▶ [Supplied data]:
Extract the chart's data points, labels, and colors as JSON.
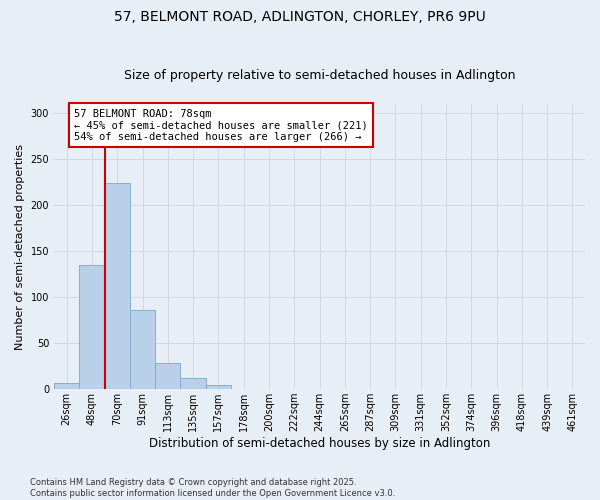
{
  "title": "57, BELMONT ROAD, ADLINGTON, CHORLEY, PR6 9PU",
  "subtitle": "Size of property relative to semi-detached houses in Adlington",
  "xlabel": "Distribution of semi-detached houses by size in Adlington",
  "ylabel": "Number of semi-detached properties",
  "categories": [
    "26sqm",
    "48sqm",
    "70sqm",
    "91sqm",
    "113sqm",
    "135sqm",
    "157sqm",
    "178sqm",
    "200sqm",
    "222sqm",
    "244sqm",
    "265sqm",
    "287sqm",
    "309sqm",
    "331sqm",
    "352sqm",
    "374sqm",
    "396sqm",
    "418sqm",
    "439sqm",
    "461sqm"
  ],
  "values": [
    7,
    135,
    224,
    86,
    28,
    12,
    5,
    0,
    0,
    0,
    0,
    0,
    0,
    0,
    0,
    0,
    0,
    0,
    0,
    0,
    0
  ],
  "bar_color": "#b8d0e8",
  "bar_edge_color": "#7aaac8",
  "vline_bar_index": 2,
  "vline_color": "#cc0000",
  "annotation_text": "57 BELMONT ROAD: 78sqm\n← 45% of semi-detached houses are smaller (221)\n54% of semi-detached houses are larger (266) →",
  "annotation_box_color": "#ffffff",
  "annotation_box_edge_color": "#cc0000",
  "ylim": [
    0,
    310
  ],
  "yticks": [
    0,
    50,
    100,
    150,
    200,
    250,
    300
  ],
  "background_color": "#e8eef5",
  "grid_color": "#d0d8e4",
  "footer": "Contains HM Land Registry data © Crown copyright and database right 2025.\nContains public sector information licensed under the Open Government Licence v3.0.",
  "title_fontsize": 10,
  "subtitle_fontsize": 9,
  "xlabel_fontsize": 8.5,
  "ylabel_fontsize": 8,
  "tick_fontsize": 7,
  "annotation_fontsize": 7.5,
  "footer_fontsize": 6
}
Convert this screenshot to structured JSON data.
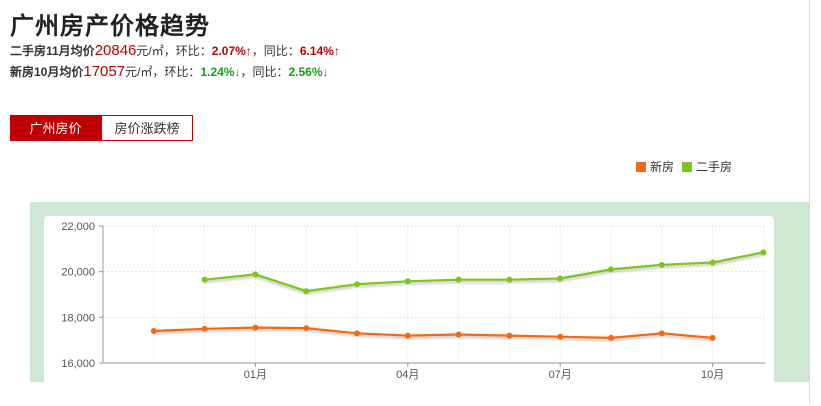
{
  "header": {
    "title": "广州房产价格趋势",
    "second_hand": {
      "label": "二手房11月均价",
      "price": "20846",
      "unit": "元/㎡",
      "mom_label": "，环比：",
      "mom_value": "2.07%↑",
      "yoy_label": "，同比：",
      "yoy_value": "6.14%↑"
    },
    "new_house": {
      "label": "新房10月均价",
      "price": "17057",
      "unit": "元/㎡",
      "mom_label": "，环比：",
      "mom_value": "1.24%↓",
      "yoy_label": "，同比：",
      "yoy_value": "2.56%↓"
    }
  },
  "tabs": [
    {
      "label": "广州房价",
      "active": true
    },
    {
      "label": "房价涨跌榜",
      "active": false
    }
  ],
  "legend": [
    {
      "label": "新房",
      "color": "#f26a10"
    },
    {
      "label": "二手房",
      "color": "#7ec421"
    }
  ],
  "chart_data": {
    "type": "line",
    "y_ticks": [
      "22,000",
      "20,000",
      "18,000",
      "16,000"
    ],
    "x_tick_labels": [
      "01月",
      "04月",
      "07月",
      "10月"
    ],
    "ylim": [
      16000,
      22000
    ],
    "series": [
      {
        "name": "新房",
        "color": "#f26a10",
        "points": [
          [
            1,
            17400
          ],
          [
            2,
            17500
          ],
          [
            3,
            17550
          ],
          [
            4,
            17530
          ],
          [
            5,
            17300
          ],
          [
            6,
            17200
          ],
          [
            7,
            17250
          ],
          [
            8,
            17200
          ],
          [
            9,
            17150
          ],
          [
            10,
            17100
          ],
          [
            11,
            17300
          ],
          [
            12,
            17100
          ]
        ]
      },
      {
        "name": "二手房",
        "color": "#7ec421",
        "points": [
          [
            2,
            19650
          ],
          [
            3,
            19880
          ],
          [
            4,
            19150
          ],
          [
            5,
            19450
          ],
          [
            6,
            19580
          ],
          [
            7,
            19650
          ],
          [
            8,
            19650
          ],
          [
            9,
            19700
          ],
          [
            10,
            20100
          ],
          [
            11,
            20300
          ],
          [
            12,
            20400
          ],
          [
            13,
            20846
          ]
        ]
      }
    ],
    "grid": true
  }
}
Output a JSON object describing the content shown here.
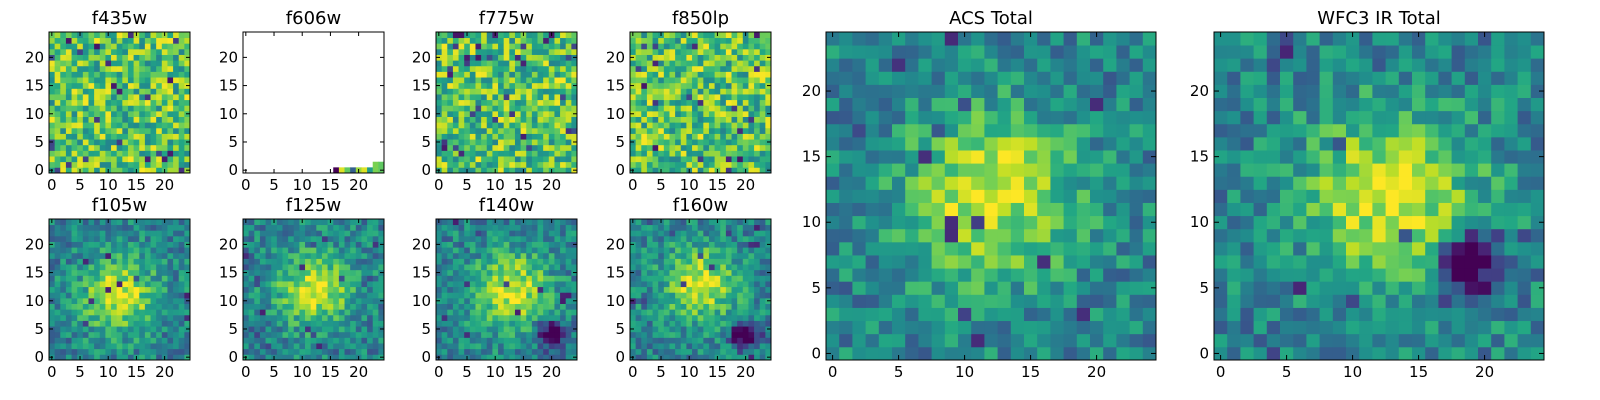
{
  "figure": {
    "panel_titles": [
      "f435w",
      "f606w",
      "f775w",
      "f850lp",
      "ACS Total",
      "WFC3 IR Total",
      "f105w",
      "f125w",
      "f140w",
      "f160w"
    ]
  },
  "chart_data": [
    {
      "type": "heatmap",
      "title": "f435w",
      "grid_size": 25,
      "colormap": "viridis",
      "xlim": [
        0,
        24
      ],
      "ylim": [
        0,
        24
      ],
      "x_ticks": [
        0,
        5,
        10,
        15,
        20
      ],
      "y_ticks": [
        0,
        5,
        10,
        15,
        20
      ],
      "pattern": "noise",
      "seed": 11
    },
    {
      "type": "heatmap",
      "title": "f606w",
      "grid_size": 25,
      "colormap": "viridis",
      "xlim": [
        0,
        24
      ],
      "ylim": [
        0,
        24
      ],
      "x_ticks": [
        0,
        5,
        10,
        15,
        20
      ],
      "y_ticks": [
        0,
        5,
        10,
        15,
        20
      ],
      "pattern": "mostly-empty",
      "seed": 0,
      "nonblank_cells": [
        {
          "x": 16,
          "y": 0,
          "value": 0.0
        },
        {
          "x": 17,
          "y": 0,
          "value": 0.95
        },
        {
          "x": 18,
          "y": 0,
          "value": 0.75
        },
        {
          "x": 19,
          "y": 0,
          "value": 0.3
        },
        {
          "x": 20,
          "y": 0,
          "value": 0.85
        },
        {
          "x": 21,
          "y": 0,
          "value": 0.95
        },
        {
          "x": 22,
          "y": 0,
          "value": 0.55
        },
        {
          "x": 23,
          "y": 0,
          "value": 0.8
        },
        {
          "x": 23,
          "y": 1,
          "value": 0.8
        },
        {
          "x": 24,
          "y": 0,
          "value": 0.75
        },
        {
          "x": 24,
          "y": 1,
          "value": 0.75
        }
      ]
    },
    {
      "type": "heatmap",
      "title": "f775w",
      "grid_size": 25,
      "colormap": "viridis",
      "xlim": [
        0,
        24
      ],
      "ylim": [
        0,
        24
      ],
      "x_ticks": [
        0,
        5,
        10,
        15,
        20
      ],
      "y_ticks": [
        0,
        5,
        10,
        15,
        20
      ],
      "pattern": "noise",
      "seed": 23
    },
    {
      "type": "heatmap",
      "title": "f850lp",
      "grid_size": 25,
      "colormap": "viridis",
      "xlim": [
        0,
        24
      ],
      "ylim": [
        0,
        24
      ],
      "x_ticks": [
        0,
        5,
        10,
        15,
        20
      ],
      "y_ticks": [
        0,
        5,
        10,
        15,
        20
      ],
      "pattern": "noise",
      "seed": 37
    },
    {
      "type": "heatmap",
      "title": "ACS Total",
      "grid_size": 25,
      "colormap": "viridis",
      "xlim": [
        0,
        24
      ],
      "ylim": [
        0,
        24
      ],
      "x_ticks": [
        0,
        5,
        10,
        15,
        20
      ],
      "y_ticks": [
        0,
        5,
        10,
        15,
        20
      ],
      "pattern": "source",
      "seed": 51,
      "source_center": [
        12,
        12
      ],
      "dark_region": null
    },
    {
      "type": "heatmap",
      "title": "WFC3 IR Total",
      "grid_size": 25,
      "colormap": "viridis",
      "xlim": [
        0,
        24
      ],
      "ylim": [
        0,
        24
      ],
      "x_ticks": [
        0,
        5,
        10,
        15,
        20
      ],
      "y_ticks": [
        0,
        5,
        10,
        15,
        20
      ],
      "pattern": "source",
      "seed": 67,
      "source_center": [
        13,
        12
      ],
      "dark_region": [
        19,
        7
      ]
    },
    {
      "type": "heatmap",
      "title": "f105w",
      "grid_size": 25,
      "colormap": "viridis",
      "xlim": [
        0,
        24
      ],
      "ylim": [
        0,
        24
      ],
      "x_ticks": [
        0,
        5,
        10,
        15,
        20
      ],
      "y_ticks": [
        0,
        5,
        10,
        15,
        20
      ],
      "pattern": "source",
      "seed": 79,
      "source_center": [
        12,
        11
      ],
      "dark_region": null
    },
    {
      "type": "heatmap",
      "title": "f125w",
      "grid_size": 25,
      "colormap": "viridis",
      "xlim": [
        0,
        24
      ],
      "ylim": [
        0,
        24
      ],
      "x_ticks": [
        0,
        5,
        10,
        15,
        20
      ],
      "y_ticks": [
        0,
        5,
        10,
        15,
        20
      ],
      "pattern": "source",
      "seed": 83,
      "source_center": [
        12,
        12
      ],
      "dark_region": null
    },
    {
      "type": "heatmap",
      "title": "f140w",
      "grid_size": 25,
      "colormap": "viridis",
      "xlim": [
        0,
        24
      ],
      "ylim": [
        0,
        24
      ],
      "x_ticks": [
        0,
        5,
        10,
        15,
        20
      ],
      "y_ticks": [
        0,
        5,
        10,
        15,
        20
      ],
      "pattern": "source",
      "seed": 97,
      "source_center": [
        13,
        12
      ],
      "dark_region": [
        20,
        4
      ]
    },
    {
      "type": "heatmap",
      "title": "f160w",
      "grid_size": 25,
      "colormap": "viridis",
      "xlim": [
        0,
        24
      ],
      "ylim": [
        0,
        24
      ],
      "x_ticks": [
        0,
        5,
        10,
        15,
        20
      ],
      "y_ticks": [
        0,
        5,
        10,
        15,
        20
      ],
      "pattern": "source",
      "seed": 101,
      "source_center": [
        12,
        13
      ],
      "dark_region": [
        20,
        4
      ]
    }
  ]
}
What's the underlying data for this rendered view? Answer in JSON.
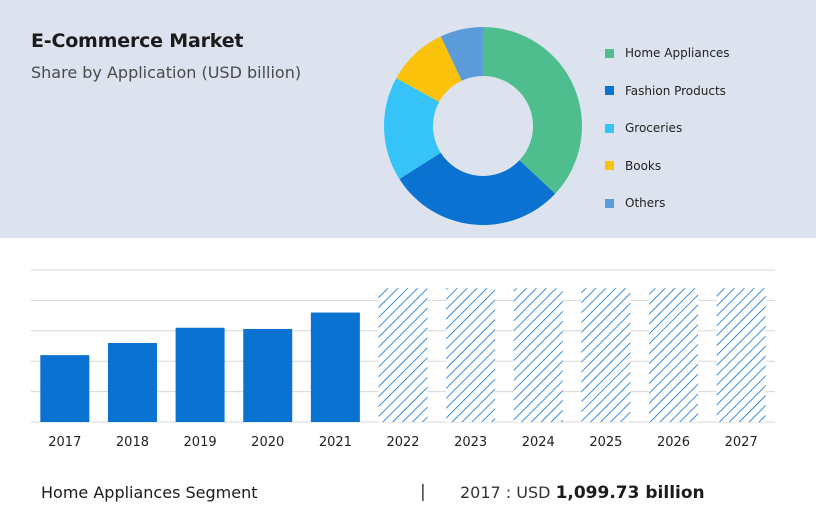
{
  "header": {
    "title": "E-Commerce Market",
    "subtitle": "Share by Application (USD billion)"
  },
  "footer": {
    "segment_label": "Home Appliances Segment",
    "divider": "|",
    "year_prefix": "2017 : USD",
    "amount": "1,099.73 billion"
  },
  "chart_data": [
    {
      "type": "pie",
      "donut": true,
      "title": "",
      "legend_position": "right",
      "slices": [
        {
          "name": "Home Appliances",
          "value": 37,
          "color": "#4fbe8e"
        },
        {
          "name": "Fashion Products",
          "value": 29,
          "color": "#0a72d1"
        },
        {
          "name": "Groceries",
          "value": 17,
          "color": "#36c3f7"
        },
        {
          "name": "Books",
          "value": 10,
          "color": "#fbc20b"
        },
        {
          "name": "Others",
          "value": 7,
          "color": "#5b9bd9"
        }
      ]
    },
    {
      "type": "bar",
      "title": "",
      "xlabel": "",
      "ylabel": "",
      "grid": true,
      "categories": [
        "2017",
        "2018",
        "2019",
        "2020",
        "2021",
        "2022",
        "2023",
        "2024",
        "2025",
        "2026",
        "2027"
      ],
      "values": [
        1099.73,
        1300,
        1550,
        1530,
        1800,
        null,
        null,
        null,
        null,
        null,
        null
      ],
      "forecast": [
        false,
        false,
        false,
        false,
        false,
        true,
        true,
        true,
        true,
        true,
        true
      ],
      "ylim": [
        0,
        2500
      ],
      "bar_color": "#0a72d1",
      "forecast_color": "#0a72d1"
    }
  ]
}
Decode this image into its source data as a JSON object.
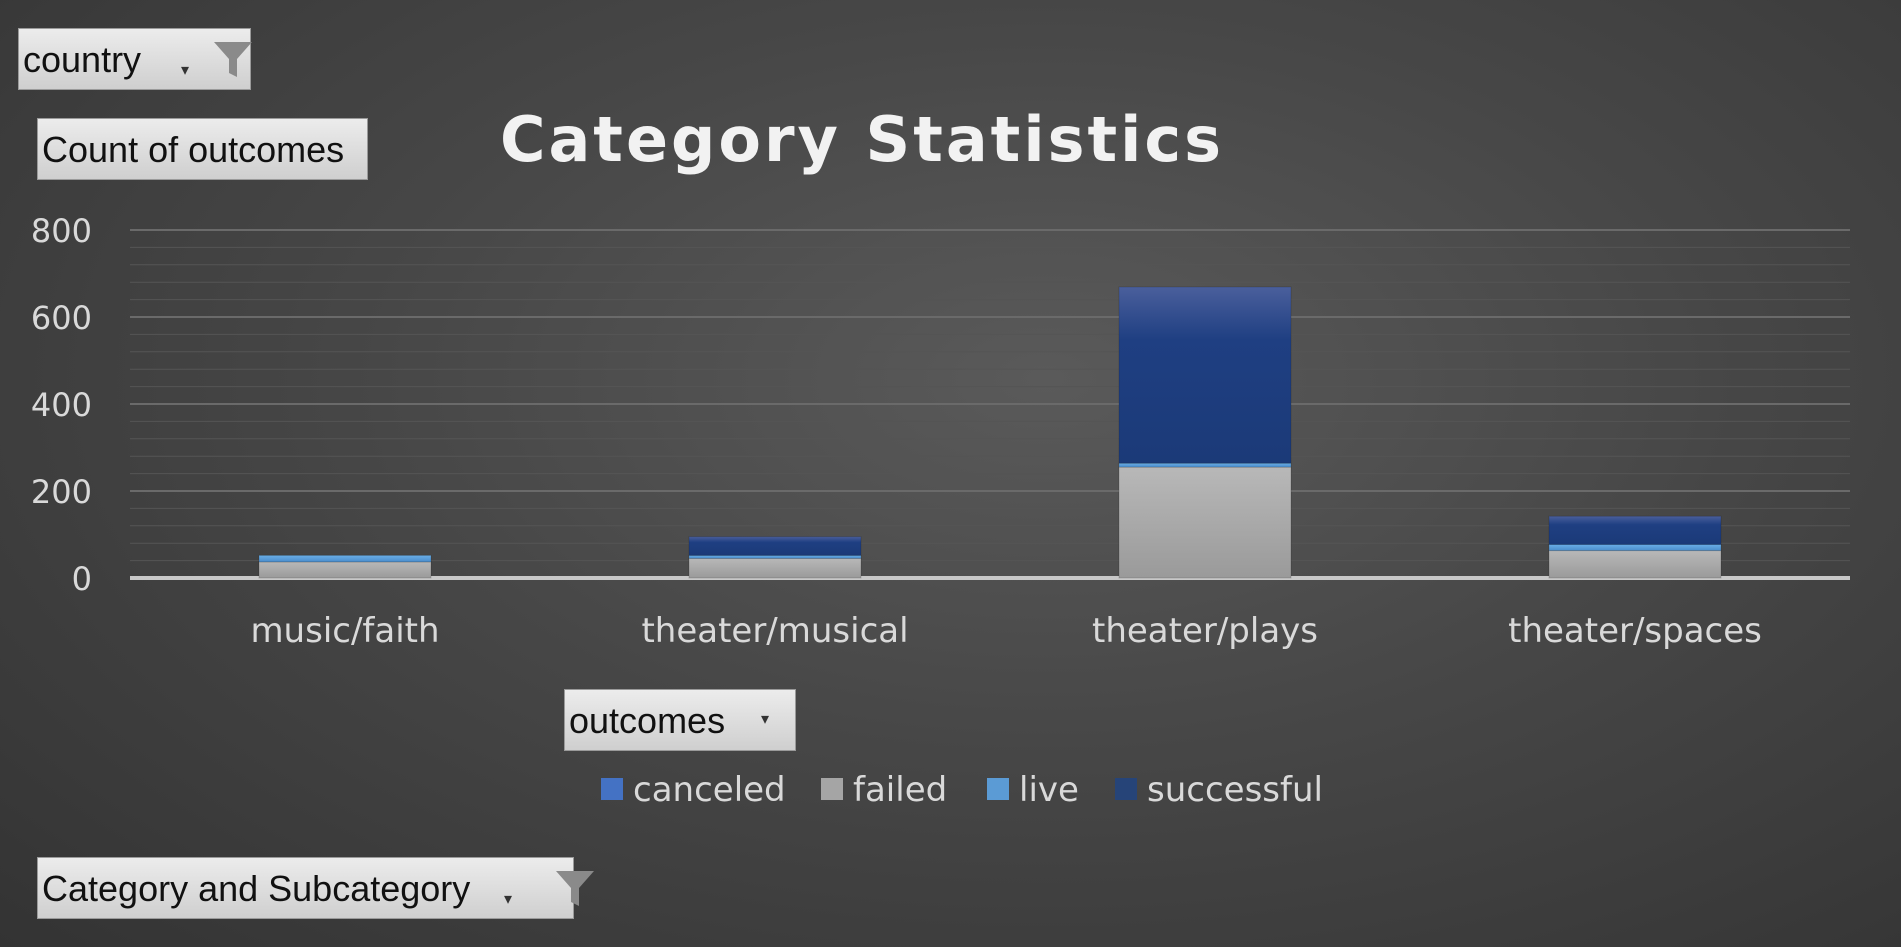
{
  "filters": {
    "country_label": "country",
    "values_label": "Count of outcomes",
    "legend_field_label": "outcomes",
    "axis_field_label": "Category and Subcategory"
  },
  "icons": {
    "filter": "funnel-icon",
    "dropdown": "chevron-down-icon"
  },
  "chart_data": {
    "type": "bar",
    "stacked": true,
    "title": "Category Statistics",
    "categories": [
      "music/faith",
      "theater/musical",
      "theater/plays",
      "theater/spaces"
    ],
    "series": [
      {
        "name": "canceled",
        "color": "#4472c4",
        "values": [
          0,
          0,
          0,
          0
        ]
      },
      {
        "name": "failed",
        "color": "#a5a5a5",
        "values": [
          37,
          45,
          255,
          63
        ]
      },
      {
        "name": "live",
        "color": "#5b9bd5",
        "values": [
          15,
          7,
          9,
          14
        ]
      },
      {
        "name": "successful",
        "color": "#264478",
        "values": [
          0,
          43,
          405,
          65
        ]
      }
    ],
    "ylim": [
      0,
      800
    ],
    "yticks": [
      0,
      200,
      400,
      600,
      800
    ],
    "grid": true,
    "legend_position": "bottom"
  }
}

▶ [Task brief]:
Look through the records and gather each line with the word "detached".

▶ [Solution]:
  "subtitle": "Size of property relative to semi-detached houses in Adlington",
  "xlabel": "Distribution of semi-detached houses by size in Adlington",
  "ylabel": "Number of semi-detached properties",
  "annotation_text": "57 BELMONT ROAD: 78sqm\n← 45% of semi-detached houses are smaller (221)\n54% of semi-detached houses are larger (266) →",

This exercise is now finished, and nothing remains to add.